## What the task asks
In the earnings call transcript, what explanation is given for the slight drop in music MAU in Q4?

## Source
■ ■ ■ ■ ■ ■ ■

Thank you, Tony. Next question, please.
Yes, Matt. That will come from Benny Wong of HSBC.
Hi. Good morning, management. Thank you for taking my question. So if we look at I think it's encouraging to see the uplift in the paying ratio. But if we look at the MAU side, which is your fundamental driver, both the MAU in the online music and also show entertainment has also been seeing some decline, right?
If you look at social entertainment, despite the shift of the annual Gala, it's both declining on a Y on Y and Q on Q. So and then I just want to understand the reasons of the decline in the MAU here. And then with that, also understand that if you look at the we understand why there's a better economics of TME not choose to renew some of the master license. How should we think about in terms of user acquisition strategy into 2020? Thank you.
Sure. In terms of MAU, we're absolutely not concerned by the slight drop in the music MAU in the Q4 because that's just part of seasonality. Every Q4 you would see a slight drop sequentially, but we expect to recover from that into Q1. And then for social entertainment MAU, we had alerted our shareholders and the investors in the last quarter earnings call that due to competitive pressure, We are seeing a slight decline in MAU on a sequential basis for social entertainment. But like I mentioned, we've implemented a very comprehensive and well executed growth plan tackling user acquisition as well as user engagement.
And the plan is working very well and is showing very good traction, which is why we see we expect the social entertainment M and A to rebound in Q1 and to resume a healthy growth trend throughout 2020.

■ ■ ■ ■ ■ ■ ■

## Data extract
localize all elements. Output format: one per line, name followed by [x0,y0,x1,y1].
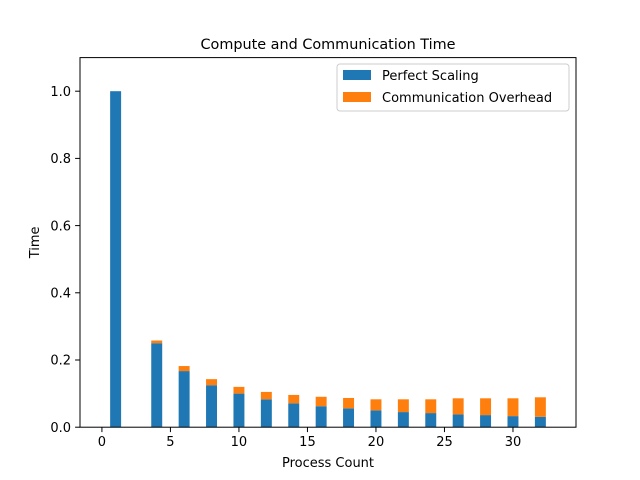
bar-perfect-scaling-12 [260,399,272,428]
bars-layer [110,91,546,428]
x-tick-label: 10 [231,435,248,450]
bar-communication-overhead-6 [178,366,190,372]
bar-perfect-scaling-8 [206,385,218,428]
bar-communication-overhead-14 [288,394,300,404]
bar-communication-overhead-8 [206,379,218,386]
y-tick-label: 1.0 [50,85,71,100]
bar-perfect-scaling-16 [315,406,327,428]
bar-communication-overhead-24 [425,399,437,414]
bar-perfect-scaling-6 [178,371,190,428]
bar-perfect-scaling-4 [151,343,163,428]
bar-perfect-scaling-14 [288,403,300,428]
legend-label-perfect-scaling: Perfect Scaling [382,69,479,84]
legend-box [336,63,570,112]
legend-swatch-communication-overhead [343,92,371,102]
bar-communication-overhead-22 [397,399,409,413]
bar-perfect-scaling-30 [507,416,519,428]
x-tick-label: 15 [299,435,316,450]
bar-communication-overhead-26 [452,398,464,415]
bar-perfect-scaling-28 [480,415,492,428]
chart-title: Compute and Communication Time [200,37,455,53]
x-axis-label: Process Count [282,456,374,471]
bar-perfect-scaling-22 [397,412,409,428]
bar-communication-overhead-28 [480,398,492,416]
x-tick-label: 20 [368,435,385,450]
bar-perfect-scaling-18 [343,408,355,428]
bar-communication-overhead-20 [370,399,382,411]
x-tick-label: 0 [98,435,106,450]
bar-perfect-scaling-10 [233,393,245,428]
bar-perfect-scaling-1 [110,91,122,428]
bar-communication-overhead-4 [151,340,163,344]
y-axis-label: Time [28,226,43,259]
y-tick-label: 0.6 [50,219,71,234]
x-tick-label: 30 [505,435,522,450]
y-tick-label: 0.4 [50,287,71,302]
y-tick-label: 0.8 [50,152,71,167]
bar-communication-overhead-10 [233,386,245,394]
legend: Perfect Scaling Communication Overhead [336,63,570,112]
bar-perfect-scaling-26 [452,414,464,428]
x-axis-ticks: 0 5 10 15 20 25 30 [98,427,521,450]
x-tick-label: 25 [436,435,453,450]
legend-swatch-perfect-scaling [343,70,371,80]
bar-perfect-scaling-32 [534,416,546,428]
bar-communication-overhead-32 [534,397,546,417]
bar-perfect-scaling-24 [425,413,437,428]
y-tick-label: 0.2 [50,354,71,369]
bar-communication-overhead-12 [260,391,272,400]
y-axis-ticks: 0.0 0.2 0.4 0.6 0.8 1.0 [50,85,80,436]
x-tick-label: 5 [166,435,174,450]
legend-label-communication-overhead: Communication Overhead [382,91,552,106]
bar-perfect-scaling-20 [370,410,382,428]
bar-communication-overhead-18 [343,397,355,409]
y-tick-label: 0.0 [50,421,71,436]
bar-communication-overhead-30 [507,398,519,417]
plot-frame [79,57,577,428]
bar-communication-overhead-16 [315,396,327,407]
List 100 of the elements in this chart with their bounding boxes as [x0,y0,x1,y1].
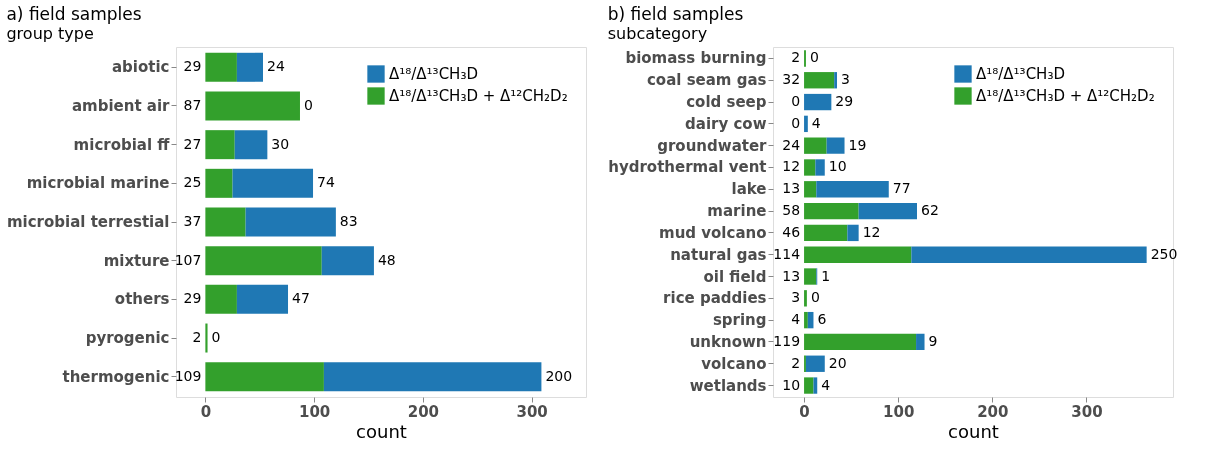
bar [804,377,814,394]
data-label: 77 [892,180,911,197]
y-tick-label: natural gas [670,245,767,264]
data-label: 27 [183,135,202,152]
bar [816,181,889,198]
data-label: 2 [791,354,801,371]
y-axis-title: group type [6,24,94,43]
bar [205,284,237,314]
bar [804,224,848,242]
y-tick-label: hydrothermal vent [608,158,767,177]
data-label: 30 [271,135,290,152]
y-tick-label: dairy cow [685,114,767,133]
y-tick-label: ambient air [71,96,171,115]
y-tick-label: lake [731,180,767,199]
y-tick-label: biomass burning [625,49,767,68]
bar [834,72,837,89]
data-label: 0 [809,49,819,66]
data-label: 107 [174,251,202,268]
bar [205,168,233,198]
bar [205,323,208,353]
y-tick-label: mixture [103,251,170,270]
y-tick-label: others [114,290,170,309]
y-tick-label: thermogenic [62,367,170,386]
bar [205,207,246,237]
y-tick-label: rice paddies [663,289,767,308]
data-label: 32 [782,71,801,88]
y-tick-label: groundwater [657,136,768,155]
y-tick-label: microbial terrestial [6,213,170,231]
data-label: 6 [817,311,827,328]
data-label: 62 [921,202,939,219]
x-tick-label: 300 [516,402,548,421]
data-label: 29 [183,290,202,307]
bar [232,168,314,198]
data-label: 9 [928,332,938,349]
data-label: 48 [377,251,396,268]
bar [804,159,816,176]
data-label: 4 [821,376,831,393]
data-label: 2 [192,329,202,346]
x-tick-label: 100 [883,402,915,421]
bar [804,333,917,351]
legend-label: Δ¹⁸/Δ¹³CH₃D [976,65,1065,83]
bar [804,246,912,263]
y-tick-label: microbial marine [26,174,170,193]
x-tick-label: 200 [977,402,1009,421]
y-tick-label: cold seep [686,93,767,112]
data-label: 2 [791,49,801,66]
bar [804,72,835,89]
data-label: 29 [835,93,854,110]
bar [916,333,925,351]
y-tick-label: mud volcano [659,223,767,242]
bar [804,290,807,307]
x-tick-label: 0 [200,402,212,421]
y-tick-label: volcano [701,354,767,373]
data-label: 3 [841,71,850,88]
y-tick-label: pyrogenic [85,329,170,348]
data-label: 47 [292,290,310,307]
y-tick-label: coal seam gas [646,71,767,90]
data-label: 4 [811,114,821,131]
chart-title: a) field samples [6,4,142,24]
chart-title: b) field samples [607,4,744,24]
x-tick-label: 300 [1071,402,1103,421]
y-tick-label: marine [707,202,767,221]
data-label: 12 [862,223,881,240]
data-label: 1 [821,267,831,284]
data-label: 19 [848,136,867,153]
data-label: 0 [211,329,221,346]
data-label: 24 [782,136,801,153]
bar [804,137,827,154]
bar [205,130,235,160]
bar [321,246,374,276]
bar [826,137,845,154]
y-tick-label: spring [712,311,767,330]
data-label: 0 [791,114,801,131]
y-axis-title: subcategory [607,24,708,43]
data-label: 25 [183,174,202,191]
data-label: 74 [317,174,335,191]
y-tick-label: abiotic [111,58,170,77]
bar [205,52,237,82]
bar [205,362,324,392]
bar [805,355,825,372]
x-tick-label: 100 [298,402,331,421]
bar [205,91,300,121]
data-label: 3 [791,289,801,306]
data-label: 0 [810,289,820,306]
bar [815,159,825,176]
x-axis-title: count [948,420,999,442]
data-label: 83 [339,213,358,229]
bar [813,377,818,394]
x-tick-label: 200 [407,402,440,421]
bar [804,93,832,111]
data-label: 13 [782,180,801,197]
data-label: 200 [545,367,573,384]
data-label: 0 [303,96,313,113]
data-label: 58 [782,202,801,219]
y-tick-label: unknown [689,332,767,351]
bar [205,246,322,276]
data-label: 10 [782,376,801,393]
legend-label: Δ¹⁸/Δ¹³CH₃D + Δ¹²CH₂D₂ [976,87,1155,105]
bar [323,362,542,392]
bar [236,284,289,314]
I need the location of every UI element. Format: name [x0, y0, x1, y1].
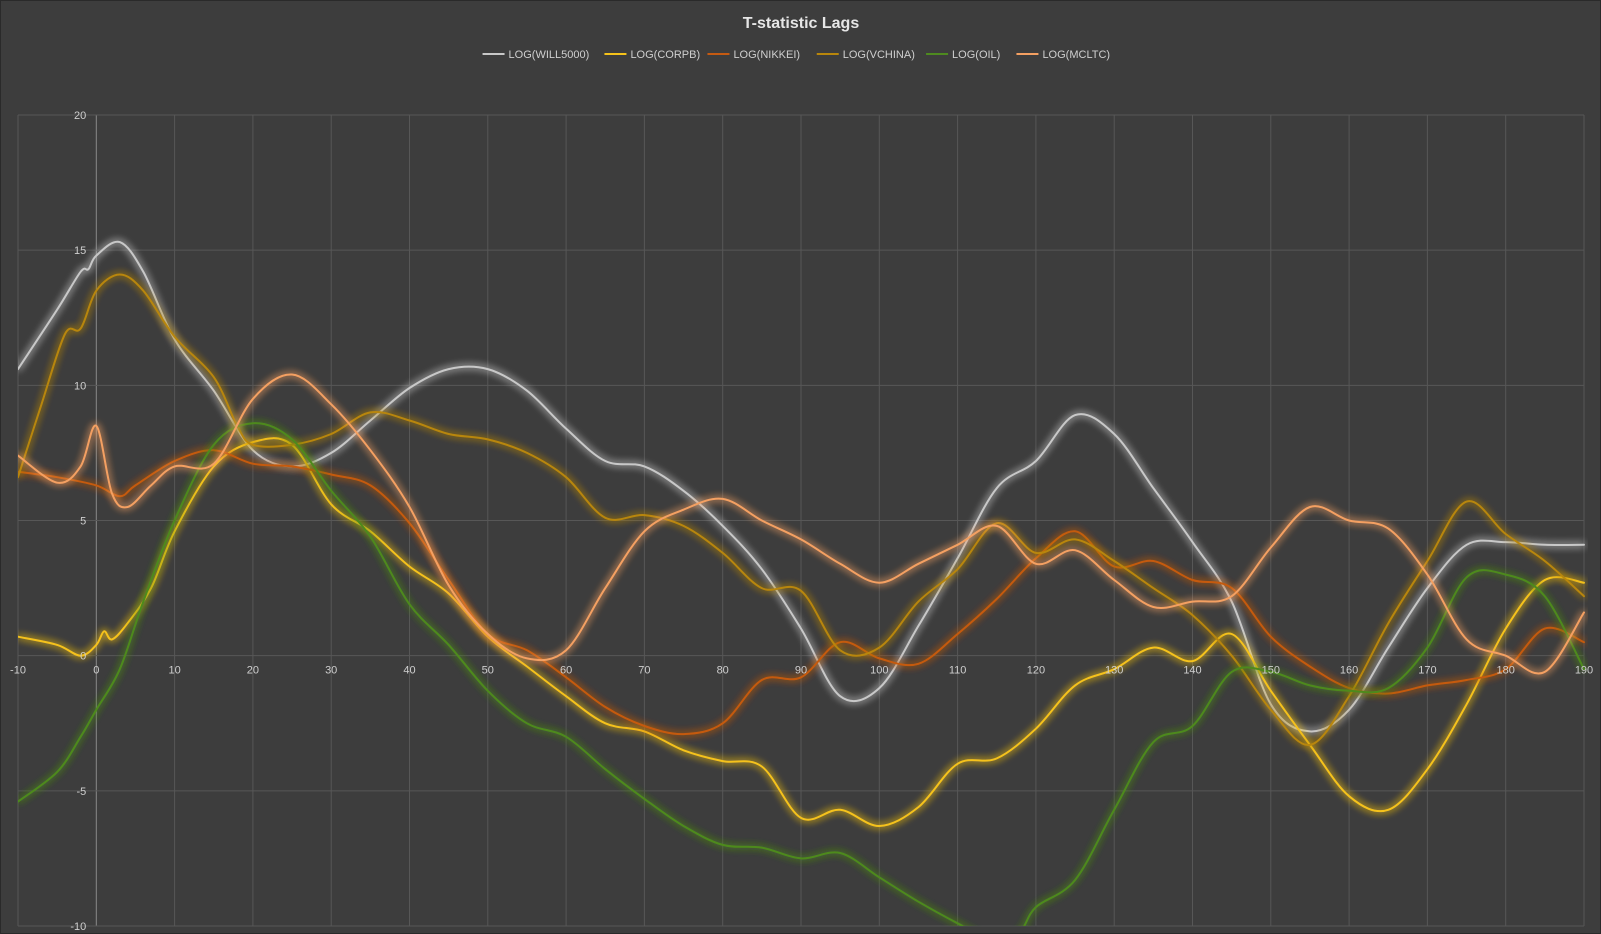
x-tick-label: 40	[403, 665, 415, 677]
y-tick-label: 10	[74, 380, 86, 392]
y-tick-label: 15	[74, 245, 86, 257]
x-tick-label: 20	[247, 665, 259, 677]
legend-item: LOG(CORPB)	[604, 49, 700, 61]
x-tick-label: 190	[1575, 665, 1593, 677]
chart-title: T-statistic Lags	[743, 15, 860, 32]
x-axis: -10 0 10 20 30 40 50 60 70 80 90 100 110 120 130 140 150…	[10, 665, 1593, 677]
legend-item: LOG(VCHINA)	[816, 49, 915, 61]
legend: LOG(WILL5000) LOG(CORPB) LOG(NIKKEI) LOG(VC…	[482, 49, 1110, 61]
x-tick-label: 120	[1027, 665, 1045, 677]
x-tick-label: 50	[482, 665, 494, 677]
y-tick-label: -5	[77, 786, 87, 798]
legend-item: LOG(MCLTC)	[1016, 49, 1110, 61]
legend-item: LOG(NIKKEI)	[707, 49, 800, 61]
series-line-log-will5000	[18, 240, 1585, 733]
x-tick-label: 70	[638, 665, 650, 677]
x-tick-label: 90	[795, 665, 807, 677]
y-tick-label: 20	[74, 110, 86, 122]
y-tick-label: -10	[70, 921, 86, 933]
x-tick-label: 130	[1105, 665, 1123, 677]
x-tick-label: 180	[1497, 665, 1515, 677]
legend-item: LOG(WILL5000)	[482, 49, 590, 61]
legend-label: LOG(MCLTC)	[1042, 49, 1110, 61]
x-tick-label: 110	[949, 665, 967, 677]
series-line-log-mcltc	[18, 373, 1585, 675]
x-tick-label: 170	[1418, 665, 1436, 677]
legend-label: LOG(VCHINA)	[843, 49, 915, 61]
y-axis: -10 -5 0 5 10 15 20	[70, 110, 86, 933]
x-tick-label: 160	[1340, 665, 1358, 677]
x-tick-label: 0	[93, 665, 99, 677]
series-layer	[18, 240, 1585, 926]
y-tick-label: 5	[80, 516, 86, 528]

■ ■ ■ ■ ■ ■ ■

## Written solution
The drop is part of seasonality: every Q4 shows a slight sequential drop, and a recovery is expected in Q1.